## Extrait source
+ + +

Partage – d’après Jean-Luc Nancy
1 September 2021
Crédit d’image : France Culture
In memoriam pour Jean-Luc Nancy. Aujourd’hui, c’est sa mort qui devient l’inexpérimentable expérience, c’est sa mort l’intruse, et avec elle l’étrange certitude qu’il faudra penser ce qui arrive sans savoir ce qu’il en pense : sans « plaquer » non plus ce qu’il a pu dire sur ce qu’il n’a pu dire. Mais tout ce qu’il a pu dire, écrire (ce « tout » sans mesure, dépassant tout savoir que l’on pourrait posséder, comme « spécialiste » ou comme ami : dont les indications ou les signaux débordent de toute part l’intervalle maintenant mesurable entre sa naissance et sa mort, son premier et son dernier texte) nous portera vers ce qui vient, nous aidera à tenir face à l’intenable, à la fois avec lui et sans lui.
La greffe qui ne prenait pas sur lui c’était la mort : il continuait à battre, ce cœur d’un autre, ou d’une autre, une femme noire peut-être, qui, il y a trente ans, était mort, ou était morte, sans le connaître, et lui avait transmis plus que son cœur, la vie elle-même. Ce n’était pas exactement un don : donner sa vie, donner son cœur, donner ses organes, cela se dit, ce n’est pas faux, mais ce n’est qu’une manière d’approcher ce qui déborde tout don et toute possession ; qui le sait mieux que celui qui a senti son propre cœur le laisser, le lâcher même. Il faut posséder pour donner, or personne ne possède la vie ; ceux qui vivent ont un cœur (parfois du cœur) mais qui bat à son rythme, pour son temps, et parfois au-delà du temps de leur vie, trente ans au-delà si ce cœur est greffé dans la poitrine d’un autre ; et encore : même un cœur vivant ne possède pas son rythme, son temps, ne possède pas la vie. Le battement de la vie se transmet bien plutôt d’un organe à l’autre et d’un vivant à l’autre, il se communique et se partage. Nous ne pouvons que partager ce qui nous excède ainsi, nous déborde, nous pousse à chaque fois bien au-delà de ce que nous croyons maîtriser, posséder, pouvoir garder ou pouvoir donner.

+ + +

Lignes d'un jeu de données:
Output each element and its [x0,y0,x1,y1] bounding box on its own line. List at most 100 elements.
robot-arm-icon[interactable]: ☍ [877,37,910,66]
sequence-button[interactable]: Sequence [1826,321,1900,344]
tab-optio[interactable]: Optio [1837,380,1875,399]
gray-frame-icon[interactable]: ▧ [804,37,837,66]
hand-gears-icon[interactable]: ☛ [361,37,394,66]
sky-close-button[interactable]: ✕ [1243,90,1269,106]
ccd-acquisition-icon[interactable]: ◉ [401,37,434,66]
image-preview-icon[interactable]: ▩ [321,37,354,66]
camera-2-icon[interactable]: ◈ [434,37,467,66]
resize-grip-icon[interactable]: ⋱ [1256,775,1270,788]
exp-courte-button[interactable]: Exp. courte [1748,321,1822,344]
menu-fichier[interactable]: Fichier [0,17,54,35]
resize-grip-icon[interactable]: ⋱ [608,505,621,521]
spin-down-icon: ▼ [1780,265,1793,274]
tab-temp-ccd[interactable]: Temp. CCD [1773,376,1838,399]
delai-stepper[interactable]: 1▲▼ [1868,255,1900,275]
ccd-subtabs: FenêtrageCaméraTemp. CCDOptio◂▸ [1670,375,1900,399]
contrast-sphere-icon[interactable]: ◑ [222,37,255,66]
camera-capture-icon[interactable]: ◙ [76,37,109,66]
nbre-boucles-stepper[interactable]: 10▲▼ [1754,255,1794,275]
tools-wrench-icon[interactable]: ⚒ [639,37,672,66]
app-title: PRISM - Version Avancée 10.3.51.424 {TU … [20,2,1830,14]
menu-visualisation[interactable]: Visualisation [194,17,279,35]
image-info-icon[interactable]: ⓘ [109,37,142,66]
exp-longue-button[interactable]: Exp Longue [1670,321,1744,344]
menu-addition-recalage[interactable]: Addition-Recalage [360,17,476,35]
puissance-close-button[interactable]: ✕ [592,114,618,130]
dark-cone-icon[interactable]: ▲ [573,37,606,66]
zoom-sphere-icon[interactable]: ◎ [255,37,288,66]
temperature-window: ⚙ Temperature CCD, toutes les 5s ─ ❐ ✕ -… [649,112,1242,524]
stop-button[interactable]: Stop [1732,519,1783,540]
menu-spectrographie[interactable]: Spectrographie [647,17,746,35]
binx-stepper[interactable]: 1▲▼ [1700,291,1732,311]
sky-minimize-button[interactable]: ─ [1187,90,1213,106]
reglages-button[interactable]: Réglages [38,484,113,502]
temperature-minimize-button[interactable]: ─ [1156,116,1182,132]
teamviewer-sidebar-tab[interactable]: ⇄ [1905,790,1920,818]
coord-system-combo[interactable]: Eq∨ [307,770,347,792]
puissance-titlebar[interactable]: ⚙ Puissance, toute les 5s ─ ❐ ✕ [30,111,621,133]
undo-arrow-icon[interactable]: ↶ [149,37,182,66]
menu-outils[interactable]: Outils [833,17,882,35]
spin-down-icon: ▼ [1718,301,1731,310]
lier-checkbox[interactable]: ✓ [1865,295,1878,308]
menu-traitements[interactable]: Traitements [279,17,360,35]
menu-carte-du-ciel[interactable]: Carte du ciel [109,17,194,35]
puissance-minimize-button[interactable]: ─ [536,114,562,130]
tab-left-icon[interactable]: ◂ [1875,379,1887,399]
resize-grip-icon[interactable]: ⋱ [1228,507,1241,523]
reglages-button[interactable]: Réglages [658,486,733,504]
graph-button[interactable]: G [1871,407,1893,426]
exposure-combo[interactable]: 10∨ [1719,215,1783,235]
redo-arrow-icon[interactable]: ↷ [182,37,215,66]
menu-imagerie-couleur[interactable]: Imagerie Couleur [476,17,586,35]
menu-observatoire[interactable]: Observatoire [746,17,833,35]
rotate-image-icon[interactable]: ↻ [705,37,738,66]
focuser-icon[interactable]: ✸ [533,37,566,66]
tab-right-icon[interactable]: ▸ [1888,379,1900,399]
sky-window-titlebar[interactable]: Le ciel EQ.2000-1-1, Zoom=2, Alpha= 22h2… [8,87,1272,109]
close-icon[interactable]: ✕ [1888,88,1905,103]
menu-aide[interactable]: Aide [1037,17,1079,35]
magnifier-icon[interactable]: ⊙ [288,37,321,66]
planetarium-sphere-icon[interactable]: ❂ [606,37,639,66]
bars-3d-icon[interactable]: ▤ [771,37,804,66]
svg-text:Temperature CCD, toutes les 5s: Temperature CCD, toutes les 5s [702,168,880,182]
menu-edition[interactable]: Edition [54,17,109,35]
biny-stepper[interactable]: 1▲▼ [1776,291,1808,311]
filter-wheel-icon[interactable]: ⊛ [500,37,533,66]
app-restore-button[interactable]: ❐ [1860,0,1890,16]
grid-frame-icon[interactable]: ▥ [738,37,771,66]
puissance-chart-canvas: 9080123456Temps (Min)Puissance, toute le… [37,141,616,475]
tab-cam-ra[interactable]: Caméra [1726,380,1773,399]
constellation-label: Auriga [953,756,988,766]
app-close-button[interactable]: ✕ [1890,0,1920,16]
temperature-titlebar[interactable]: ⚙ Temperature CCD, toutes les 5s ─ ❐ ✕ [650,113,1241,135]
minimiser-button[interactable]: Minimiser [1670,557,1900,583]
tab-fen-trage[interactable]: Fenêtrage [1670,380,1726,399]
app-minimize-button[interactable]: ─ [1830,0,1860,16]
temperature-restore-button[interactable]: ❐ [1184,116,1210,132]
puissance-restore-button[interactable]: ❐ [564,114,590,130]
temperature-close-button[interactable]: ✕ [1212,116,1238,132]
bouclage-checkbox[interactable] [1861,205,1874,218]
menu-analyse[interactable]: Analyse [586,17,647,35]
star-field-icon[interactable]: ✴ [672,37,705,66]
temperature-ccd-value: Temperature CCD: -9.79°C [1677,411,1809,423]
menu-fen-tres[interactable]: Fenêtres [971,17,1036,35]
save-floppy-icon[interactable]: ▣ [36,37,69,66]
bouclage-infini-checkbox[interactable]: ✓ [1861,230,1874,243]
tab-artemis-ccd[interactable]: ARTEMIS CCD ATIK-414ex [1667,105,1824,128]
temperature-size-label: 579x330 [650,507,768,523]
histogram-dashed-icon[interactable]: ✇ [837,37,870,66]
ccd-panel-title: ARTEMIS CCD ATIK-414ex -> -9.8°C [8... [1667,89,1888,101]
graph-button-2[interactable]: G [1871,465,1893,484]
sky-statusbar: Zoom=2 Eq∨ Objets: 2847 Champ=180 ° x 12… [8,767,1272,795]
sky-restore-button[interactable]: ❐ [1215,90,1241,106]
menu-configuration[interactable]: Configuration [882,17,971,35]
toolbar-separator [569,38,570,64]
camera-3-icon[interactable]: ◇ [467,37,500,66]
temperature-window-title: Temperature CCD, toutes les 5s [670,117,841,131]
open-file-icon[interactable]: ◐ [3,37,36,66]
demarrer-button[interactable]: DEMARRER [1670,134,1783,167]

+ + +

## Liste des tâches
(1) Réécrivez sous forme de liste le paragraphe de l'hommage à Jean-Luc Nancy qui commence par « La greffe qui ne prenait pas sur lui », en conservant ses faits principaux.
(2) D'après la dernière phrase de l'hommage à Jean-Luc Nancy, quelles actions croyons-nous pouvoir accomplir ? Énumérez-les toutes.
(3) Résumez l'hommage à Jean-Luc Nancy en deux phrases.
Il n'est pas nécessaire de se servir des données.

## Réponses aux tâches
(1)
- La mort ne prenait pas sur lui comme une greffe. Le cœur d'un autre, ou d'une autre, mort il y a trente ans sans le connaître, continuait à battre en lui et lui avait transmis la vie elle-même.
- On dit « donner sa vie, son cœur, ses organes ». Ce n'est pas faux, mais ce n'est qu'une manière d'approcher ce qui déborde tout don et toute possession.
- Il faut posséder pour donner, or personne ne possède la vie. Un cœur bat à son rythme, parfois trente ans au-delà de la vie de celui qui l'avait, s'il est greffé dans la poitrine d'un autre.
- Même un cœur vivant ne possède ni son rythme, ni son temps, ni la vie.
- Le battement de la vie se transmet d'un organe à l'autre et d'un vivant à l'autre, il se communique et se partage.
- Nous ne pouvons partager que ce qui nous excède et dépasse ce que nous croyons maîtriser, posséder, garder ou donner.

(2)
- maîtriser
- posséder
- garder
- donner

(3) L'hommage présente la mort de Jean-Luc Nancy comme une expérience qu'il faudra penser sans savoir ce qu'il en pense, mais en étant porté par tout ce qu'il a dit et écrit. Il évoque le cœur greffé qui battait en lui depuis trente ans pour affirmer que personne ne possède la vie, dont le battement se transmet et se partage d'un vivant à l'autre.